▸ What this exercise asks
- 1) In the records, copy out everything from the line containing "y2-axis-label: Magnitude (AB)" down to the line containing "tick-marks (121, 30, 692, 524)", both included, with every character unchanged.
- 2) Carry on the piece about the composer Giovanni Battista Vitali from where it stops.

▸ Document excerpt
——————————

= Giovanni Battista Vitali =

Italian composer and violone player (1632–1692)

Giovanni Battista Vitali (18 February 1632 – 12 October 1692) was an Italian composer and violone player.

==Life and career==
Vitali was born in Bologna and spent all of his life in the Emilian region, moving to Modena in 1674. His teacher in his early years was probably Maurizio Cazzati (1616–1678), maestro di cappella at the main church in Bologna, San Petronio Basilica from 1657 to 1671.

The first documented evidence of Vitali's musical activities appears in the records of the San Petronio orchestra for 1658, when he is listed under the title 'Violoni', referring to the cello/bass instrument that he played.

Vitali remained in the orchestra until 1673, when he took up an appointment as maestro di cappella at the chapel of the Confraternità del Rosario, Bologna. His first publication, Opus 1 (1666), tells us that he was a member of the Accademia dei Filaschisi. This musical institution, which had been established in 1633, disbanded in 1666 when most of its members joined the Accademia Filarmonica. Vitali is also listed as a member of the Accademia Filarmonica in 1666, the year of its founding. The academy archives record various details of its members, including where they came from (if not from Bologna) and their dates of birth and death. Vitali's death date is here recorded as 12 October 1692.

Vitali never reached a higher position in Bologna than that of maestro di cappella at the Santissimo Rosario. There may be several reasons for this. By the time he left Bologna and moved to Modena he had not published any vocal music and is known to have composed only two vocal works, the oratorios Agare and Il Gefte. He was also, significantly, not an organist – unlike the vast majority of maestri di cappella in Bologna during the seventeenth and eighteenth centuries. It is unlikely, therefore, that even if Vitali had stayed longer in Bologna he would have been offered the job of maestro di cappella at San Petronio, the most important musical position in the city.

——————————

Box annotation data
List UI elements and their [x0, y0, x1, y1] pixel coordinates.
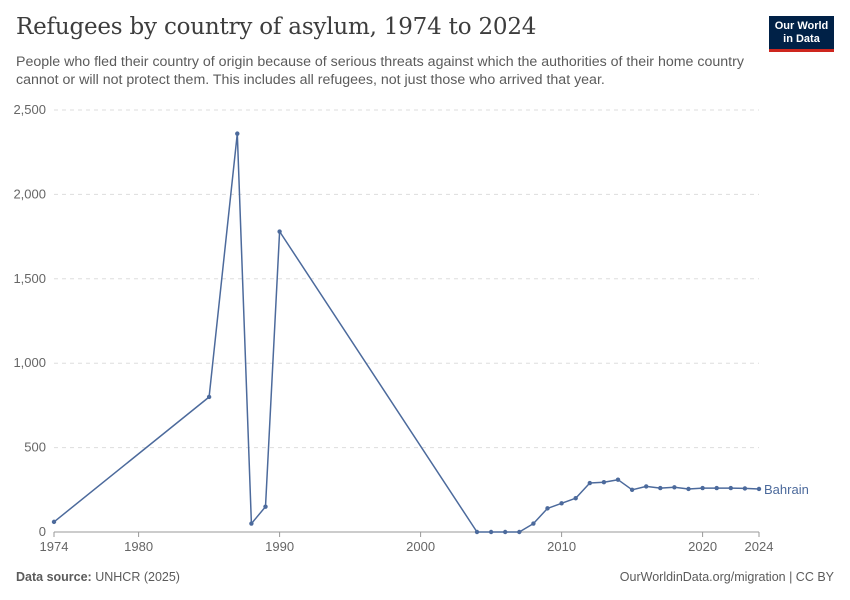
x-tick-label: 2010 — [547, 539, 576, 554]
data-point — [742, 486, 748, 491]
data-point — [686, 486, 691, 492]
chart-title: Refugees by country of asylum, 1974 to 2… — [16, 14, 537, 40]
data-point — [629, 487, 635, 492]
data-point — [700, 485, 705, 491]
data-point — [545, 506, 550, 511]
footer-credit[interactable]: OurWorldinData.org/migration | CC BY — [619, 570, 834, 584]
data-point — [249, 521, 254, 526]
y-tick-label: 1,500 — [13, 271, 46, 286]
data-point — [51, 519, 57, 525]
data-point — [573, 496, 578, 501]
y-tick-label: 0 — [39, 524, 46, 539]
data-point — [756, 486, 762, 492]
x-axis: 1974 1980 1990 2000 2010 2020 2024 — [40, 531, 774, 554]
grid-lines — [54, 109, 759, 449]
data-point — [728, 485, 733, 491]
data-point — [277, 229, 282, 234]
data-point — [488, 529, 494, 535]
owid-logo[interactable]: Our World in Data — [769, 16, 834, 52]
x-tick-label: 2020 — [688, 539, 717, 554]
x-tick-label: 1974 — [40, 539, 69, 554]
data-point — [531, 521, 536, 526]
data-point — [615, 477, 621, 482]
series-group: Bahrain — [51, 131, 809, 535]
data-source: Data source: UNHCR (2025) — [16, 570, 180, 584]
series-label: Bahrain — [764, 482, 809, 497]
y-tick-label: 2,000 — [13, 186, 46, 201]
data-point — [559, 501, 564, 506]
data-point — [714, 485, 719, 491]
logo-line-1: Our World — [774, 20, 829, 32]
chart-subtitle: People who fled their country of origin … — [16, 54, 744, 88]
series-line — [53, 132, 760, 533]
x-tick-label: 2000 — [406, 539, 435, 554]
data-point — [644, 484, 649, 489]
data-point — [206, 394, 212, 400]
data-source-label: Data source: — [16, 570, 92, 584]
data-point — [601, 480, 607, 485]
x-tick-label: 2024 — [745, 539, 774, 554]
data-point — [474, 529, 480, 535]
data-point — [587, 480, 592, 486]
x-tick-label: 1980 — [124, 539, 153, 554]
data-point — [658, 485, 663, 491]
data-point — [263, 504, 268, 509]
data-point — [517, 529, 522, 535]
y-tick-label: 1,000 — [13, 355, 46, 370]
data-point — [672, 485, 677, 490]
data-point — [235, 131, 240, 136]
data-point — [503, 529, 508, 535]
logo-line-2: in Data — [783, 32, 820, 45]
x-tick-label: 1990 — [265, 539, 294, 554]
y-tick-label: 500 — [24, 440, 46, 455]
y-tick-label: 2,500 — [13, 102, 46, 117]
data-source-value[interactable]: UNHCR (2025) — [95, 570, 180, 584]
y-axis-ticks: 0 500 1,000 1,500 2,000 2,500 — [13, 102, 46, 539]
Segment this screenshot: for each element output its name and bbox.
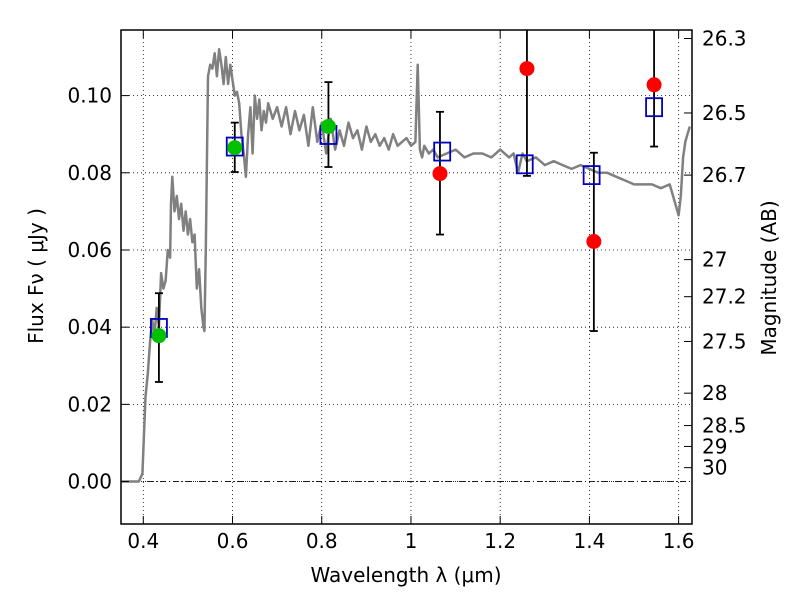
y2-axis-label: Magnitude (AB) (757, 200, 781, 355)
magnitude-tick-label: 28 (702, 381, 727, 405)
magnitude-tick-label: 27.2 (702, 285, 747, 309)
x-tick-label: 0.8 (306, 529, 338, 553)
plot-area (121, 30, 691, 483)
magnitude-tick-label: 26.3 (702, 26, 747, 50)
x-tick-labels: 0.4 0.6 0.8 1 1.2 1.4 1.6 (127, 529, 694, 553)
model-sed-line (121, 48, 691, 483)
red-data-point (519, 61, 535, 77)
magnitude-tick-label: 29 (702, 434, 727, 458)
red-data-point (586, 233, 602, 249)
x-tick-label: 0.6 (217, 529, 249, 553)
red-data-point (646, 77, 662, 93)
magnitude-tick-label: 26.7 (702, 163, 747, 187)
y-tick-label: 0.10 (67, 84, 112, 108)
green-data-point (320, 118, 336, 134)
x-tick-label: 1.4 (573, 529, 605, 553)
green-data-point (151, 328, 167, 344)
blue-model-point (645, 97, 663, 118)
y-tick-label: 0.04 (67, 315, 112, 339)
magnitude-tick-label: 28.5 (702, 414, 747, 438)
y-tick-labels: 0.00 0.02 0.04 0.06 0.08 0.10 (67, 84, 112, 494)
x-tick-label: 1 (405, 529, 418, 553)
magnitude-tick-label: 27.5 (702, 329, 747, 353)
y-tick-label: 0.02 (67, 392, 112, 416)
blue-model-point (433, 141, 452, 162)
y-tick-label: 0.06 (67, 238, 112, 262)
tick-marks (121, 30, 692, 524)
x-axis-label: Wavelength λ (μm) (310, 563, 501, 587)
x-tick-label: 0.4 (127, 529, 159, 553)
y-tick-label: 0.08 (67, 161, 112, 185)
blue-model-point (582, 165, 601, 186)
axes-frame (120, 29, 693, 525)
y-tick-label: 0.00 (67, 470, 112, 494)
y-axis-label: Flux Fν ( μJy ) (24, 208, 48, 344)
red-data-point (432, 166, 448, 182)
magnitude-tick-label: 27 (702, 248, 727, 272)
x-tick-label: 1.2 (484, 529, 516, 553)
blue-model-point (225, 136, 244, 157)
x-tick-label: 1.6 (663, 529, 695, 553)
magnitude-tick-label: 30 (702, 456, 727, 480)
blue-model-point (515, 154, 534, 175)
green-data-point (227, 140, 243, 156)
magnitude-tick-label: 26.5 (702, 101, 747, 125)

——————————

▸ Responses for each task
- 1)
y2-axis-label: Magnitude (AB) (757, 200, 781, 355)
magnitude-tick-label: 28 (702, 381, 727, 405)
magnitude-tick-label: 27.2 (702, 285, 747, 309)
x-tick-label: 0.8 (306, 529, 338, 553)
plot-area (121, 30, 691, 483)
magnitude-tick-label: 26.3 (702, 26, 747, 50)
x-tick-labels: 0.4 0.6 0.8 1 1.2 1.4 1.6 (127, 529, 694, 553)
model-sed-line (121, 48, 691, 483)
red-data-point (519, 61, 535, 77)
magnitude-tick-label: 29 (702, 434, 727, 458)
red-data-point (586, 233, 602, 249)
x-tick-label: 0.6 (217, 529, 249, 553)
red-data-point (646, 77, 662, 93)
magnitude-tick-label: 26.7 (702, 163, 747, 187)
y-tick-label: 0.10 (67, 84, 112, 108)
green-data-point (320, 118, 336, 134)
x-tick-label: 1.4 (573, 529, 605, 553)
green-data-point (151, 328, 167, 344)
blue-model-point (645, 97, 663, 118)
y-tick-label: 0.04 (67, 315, 112, 339)
magnitude-tick-label: 28.5 (702, 414, 747, 438)
y-tick-labels: 0.00 0.02 0.04 0.06 0.08 0.10 (67, 84, 112, 494)
x-tick-label: 1 (405, 529, 418, 553)
magnitude-tick-label: 27.5 (702, 329, 747, 353)
y-tick-label: 0.02 (67, 392, 112, 416)
blue-model-point (433, 141, 452, 162)
y-tick-label: 0.06 (67, 238, 112, 262)
tick-marks (121, 30, 692, 524)

- 2)
In 1674 Vitali attained the position of one of two vice-maestri di cappella at the secular court of the Este family in Modena. Unlike Modena, Bologna was part of the Papal States, under the administration of Rome. The Church's influence was strong (around one hundred and fifty religious institutions at the end of the seventeenth century). Music and the theatre were evidently strongly supported and patronised by the court under Duke Francesco II (1660–1694). Here, Vitali must have witnessed a greater diversity of musical styles and genres than he had been exposed to in Bologna. The period between 1680 and 1685 saw his most productive time: he published six collections of music and was promoted to maestro di cappella in 1684. He was succeeded in this position by the opera composer Antonio Giannettini (1648–1721) in 1686. His last two publications, Artificii musicali, Opus 13 (1689), and the posthumously published Sonate da camera, Opus 14 (1692), make no mention of Vitali holding any official position, although the fact that both publications are dedicated to members of the Este family implies that he maintained links with the court.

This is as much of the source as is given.